■ Exercise requirements: For the listing below, give the count of lines containing the string "JSON" and nothing else.

>> Start Record excerpts

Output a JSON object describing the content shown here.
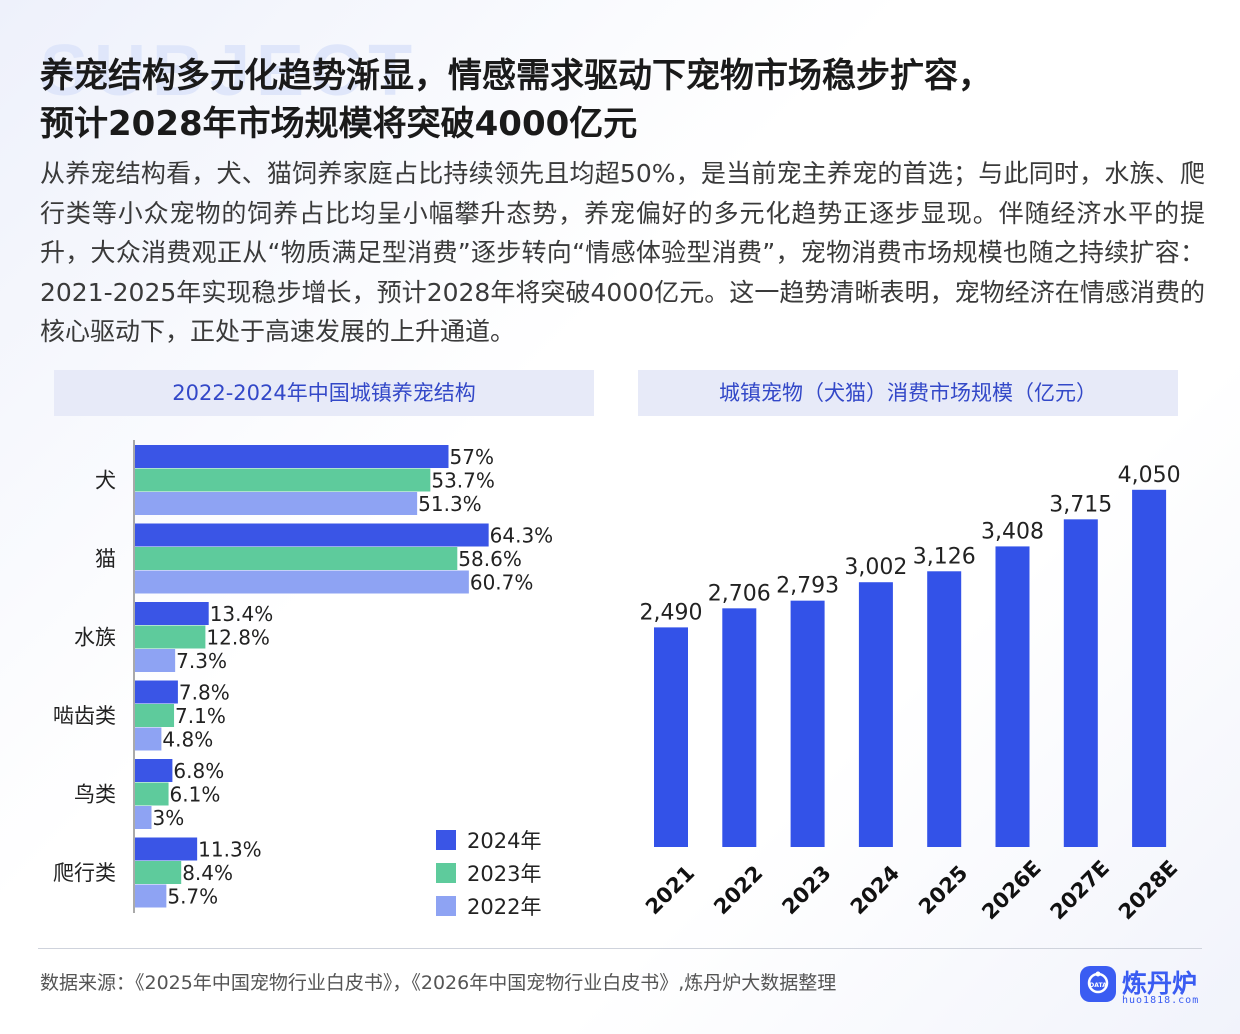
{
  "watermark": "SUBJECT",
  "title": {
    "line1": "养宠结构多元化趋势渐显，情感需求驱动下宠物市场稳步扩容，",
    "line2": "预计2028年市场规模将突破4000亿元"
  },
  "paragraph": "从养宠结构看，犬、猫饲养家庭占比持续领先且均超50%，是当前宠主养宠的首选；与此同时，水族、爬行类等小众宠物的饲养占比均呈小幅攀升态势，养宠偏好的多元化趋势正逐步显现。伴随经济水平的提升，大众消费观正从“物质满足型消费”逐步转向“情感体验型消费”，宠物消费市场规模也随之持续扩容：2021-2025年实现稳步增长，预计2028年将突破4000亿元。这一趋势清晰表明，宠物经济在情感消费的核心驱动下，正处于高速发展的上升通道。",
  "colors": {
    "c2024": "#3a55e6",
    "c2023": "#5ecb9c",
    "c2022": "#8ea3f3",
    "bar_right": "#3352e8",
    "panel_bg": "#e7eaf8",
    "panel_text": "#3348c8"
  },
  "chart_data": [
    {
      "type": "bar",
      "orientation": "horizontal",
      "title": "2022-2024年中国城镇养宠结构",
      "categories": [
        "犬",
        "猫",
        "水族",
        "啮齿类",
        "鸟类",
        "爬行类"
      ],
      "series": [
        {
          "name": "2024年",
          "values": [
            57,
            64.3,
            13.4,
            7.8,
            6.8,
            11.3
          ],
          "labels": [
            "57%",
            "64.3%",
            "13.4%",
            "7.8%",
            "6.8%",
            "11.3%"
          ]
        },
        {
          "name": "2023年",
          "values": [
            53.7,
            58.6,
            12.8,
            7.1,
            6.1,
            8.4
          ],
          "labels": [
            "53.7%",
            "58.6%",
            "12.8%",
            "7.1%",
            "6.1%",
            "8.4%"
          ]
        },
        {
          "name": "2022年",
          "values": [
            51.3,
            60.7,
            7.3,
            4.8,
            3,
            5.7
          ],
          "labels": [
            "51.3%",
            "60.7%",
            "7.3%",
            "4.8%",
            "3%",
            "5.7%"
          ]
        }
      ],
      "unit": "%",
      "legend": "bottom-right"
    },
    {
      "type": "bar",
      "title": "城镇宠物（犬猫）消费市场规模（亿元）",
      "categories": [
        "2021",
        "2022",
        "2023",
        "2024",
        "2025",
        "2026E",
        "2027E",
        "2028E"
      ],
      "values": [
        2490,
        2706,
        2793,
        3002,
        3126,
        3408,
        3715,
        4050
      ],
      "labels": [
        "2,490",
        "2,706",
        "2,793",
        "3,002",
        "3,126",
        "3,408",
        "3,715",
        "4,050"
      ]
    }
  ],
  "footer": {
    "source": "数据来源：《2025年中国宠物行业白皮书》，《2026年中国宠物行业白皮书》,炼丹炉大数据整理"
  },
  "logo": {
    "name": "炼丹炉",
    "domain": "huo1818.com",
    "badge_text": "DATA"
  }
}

>> End Record excerpts
>> Start Record excerpts

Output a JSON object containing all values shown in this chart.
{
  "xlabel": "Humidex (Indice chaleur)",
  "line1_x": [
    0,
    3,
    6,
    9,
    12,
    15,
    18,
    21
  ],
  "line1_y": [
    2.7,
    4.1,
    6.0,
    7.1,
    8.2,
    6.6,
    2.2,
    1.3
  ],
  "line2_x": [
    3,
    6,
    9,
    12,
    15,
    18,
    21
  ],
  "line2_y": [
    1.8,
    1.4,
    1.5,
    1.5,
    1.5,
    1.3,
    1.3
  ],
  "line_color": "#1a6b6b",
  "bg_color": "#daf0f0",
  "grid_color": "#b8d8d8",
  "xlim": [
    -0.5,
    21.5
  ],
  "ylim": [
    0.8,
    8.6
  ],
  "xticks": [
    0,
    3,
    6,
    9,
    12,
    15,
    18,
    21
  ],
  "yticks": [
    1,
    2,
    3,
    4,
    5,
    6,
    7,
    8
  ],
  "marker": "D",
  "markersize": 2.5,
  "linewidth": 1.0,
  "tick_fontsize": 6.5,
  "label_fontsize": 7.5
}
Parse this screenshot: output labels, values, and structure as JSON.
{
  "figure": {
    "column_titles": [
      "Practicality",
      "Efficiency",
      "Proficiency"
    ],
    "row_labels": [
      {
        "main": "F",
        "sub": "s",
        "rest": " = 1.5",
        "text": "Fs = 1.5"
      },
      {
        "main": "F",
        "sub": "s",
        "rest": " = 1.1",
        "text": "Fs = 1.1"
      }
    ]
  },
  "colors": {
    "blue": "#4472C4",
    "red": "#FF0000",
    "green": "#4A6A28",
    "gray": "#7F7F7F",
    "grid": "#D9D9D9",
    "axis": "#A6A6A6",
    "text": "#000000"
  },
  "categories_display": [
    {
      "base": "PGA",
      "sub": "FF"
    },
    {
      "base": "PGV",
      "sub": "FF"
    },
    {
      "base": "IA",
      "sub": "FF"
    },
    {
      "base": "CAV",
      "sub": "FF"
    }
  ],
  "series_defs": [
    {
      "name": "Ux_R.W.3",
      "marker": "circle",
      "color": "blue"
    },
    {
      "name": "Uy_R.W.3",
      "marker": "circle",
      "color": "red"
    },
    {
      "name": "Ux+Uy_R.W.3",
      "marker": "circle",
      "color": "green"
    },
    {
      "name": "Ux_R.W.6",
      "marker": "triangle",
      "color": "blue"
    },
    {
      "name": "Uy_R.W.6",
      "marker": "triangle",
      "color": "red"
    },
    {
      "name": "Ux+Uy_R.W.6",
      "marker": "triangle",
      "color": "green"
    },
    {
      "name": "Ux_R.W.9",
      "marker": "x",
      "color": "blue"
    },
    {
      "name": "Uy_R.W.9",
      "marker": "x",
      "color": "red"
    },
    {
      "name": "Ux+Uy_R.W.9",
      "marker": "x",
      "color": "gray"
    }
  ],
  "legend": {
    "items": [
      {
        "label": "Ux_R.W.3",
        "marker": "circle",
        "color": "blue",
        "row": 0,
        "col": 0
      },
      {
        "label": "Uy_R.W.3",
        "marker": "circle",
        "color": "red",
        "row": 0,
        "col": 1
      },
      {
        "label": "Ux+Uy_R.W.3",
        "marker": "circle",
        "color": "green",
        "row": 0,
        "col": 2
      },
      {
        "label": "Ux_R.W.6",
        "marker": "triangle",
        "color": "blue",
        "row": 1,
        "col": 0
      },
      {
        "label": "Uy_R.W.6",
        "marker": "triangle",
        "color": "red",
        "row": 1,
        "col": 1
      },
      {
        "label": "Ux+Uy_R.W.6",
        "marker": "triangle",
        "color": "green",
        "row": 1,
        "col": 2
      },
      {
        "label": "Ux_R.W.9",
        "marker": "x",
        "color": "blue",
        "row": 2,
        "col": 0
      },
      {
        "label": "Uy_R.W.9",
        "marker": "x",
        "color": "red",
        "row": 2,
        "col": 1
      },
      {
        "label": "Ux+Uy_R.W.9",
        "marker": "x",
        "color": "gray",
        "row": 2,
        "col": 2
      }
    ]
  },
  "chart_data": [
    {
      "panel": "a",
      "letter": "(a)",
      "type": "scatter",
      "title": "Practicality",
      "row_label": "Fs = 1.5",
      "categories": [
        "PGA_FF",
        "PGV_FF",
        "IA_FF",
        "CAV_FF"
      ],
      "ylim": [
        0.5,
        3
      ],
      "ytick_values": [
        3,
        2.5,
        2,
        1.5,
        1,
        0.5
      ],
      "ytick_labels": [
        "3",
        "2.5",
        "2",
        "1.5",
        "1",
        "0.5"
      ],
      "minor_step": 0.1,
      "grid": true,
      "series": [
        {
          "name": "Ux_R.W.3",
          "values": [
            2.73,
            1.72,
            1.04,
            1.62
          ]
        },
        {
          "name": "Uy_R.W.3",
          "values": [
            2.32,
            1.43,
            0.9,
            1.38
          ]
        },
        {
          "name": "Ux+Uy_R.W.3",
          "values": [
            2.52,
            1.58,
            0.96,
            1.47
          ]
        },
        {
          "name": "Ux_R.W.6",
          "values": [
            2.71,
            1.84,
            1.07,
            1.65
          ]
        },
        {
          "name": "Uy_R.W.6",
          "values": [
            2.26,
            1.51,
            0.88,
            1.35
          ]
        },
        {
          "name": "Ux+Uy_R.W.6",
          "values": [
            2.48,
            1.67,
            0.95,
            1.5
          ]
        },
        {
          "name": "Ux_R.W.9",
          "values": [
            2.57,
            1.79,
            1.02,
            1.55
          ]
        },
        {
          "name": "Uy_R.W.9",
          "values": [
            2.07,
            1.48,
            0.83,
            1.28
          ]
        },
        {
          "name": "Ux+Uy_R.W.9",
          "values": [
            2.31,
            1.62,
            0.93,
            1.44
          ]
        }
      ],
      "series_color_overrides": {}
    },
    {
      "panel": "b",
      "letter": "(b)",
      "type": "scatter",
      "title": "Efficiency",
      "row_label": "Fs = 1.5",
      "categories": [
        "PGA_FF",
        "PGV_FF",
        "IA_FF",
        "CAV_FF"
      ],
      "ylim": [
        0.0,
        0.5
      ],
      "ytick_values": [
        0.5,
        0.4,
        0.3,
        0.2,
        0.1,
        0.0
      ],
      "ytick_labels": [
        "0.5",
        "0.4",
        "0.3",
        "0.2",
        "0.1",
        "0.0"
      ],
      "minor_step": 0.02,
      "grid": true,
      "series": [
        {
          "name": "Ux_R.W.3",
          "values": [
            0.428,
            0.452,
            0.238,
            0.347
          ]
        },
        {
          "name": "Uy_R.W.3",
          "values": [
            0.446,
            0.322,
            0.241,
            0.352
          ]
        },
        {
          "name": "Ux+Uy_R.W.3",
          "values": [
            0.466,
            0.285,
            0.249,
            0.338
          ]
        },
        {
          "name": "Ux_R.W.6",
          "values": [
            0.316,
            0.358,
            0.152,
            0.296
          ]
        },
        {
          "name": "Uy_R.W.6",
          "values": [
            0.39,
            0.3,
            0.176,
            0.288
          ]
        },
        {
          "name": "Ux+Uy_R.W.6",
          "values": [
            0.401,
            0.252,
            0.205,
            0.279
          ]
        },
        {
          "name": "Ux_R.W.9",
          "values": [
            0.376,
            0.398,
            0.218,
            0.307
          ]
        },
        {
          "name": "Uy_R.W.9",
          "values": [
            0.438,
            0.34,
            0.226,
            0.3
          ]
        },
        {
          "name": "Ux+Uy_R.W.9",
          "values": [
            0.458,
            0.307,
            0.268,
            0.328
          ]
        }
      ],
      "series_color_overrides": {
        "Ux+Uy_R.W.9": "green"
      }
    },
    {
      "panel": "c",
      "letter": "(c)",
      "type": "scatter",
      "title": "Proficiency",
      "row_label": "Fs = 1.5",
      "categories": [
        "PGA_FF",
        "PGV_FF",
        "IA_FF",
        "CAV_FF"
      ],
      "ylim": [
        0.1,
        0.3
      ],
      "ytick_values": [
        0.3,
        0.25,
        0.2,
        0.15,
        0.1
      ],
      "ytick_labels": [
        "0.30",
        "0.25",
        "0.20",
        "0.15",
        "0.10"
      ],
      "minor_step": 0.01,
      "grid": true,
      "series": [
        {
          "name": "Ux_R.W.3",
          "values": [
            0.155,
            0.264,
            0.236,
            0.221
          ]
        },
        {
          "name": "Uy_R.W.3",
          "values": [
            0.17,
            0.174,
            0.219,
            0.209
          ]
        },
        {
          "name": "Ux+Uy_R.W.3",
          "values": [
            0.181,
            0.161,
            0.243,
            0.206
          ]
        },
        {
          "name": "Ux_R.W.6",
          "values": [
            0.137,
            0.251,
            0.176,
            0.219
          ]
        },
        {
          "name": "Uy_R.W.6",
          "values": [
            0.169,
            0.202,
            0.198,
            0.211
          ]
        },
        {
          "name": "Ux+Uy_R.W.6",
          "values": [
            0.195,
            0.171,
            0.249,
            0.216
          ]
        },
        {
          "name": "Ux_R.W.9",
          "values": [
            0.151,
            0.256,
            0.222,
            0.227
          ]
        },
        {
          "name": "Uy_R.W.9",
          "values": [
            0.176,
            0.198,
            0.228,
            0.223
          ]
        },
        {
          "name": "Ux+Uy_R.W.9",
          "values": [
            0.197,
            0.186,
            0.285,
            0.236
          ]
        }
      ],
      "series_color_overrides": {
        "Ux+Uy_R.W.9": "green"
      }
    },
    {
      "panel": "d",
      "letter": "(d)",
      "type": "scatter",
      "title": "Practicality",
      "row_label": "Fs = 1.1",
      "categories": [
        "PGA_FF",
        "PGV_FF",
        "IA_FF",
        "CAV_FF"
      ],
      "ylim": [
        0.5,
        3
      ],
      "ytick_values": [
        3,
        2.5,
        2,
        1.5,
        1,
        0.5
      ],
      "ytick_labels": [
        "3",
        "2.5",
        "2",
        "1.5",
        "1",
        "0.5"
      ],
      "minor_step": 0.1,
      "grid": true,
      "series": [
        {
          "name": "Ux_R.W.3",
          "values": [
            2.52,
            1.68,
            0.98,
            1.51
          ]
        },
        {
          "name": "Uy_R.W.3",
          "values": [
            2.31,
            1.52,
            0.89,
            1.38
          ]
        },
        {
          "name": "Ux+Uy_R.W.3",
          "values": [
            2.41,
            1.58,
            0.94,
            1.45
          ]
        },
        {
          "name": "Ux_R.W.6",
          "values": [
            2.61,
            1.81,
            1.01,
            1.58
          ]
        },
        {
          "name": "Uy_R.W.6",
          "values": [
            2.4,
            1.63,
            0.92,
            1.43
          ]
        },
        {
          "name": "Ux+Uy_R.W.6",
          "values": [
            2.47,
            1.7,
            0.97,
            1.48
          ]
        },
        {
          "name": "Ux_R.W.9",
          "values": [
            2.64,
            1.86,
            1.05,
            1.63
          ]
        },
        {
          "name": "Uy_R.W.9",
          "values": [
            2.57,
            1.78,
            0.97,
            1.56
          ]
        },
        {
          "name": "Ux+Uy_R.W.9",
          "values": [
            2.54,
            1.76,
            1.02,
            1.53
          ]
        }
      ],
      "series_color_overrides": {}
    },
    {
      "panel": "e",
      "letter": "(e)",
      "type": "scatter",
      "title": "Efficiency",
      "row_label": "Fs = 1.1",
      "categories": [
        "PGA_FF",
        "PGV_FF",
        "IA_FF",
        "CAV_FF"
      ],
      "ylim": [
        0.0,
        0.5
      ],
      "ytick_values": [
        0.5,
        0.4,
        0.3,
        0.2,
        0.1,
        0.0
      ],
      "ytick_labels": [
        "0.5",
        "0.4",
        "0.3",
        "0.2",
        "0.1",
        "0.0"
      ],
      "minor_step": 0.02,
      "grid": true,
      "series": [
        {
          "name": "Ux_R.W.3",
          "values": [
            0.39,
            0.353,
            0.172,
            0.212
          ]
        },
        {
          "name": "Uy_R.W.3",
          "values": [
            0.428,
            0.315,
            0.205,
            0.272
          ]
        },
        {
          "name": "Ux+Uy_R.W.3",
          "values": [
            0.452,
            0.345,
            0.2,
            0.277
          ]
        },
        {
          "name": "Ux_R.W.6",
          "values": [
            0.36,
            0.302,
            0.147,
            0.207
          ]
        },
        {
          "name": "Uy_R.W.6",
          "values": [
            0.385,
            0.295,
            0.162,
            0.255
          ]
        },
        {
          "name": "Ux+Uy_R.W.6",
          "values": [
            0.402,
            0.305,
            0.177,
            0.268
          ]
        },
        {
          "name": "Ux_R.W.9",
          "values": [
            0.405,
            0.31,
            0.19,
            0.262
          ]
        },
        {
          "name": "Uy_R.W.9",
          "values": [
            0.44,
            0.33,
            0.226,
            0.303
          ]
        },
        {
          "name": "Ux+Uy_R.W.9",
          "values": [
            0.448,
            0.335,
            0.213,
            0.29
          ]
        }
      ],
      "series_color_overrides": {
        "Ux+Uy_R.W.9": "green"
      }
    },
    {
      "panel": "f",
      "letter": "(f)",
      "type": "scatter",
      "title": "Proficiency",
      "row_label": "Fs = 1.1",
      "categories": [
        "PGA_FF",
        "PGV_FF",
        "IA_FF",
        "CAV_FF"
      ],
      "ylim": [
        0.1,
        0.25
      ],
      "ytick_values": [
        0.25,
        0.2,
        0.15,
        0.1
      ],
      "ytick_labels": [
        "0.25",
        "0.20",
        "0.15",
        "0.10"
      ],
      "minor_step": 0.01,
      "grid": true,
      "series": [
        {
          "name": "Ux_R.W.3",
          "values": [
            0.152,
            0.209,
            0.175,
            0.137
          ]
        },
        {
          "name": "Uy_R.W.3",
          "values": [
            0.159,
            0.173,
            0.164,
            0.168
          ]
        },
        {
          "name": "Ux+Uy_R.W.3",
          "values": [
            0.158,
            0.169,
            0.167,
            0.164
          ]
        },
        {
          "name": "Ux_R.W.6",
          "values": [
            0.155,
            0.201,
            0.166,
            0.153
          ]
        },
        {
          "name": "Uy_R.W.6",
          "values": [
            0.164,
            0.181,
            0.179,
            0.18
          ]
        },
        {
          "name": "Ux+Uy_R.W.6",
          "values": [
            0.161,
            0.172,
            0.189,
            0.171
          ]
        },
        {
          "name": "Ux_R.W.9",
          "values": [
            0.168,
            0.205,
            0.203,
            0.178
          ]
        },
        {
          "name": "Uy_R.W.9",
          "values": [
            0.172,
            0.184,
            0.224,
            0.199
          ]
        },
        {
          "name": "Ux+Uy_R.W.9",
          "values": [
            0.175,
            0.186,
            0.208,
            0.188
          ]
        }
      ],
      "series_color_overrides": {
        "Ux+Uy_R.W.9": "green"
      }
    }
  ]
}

>> End Record excerpts

■ The reply: 3